> [Written instruction]
Extract every line that contains the word "press".

> [Task input]
- - -

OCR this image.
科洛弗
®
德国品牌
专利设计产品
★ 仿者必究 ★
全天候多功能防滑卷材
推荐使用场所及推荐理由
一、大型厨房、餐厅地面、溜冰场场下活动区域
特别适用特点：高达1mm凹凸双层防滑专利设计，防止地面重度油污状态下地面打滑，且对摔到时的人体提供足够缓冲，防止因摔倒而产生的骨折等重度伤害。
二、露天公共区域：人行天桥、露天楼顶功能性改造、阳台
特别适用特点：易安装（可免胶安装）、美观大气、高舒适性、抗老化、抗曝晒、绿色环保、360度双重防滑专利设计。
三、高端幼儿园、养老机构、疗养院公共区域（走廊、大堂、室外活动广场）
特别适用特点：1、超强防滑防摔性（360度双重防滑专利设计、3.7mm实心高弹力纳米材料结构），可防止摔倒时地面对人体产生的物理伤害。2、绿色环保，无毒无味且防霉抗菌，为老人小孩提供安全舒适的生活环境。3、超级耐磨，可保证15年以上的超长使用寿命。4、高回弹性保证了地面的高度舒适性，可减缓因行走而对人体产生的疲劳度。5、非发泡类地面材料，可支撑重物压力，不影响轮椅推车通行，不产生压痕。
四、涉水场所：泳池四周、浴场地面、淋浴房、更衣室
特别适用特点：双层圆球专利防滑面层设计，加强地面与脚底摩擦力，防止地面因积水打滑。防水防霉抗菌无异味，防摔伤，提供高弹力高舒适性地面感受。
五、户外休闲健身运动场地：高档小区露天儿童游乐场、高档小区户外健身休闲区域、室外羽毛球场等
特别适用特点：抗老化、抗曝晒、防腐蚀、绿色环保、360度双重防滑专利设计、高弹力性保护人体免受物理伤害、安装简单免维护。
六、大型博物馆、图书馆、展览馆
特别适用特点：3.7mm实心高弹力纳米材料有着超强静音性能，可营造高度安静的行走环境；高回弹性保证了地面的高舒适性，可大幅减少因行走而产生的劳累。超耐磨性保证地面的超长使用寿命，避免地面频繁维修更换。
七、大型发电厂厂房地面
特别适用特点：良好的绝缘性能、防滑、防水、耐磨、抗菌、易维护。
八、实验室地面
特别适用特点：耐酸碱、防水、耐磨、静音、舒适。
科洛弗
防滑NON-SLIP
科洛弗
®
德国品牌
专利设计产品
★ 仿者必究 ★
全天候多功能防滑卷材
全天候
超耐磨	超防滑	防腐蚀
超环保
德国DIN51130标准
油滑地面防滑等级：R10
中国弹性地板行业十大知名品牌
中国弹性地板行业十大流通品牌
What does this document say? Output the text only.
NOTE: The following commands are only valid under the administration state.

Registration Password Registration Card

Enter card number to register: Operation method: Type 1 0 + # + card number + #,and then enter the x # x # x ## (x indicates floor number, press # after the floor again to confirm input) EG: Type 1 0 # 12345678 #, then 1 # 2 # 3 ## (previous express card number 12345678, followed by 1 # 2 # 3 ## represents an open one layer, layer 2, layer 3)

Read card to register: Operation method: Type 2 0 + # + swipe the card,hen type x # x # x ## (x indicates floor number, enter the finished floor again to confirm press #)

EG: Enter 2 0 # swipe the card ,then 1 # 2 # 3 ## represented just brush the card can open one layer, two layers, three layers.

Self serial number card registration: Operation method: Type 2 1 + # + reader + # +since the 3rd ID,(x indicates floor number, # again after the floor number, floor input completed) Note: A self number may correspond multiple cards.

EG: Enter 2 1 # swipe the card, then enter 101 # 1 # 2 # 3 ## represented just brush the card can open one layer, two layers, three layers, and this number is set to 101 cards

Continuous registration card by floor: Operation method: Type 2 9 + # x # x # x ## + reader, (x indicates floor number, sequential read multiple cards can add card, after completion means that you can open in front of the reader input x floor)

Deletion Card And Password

- - -

> [Exercise output]
Enter card number to register: Operation method: Type 1 0 + # + card number + #,and then enter the x # x # x ## (x indicates floor number, press # after the floor again to confirm input) EG: Type 1 0 # 12345678 #, then 1 # 2 # 3 ## (previous express card number 12345678, followed by 1 # 2 # 3 ## represents an open one layer, layer 2, layer 3)
Read card to register: Operation method: Type 2 0 + # + swipe the card,hen type x # x # x ## (x indicates floor number, enter the finished floor again to confirm press #)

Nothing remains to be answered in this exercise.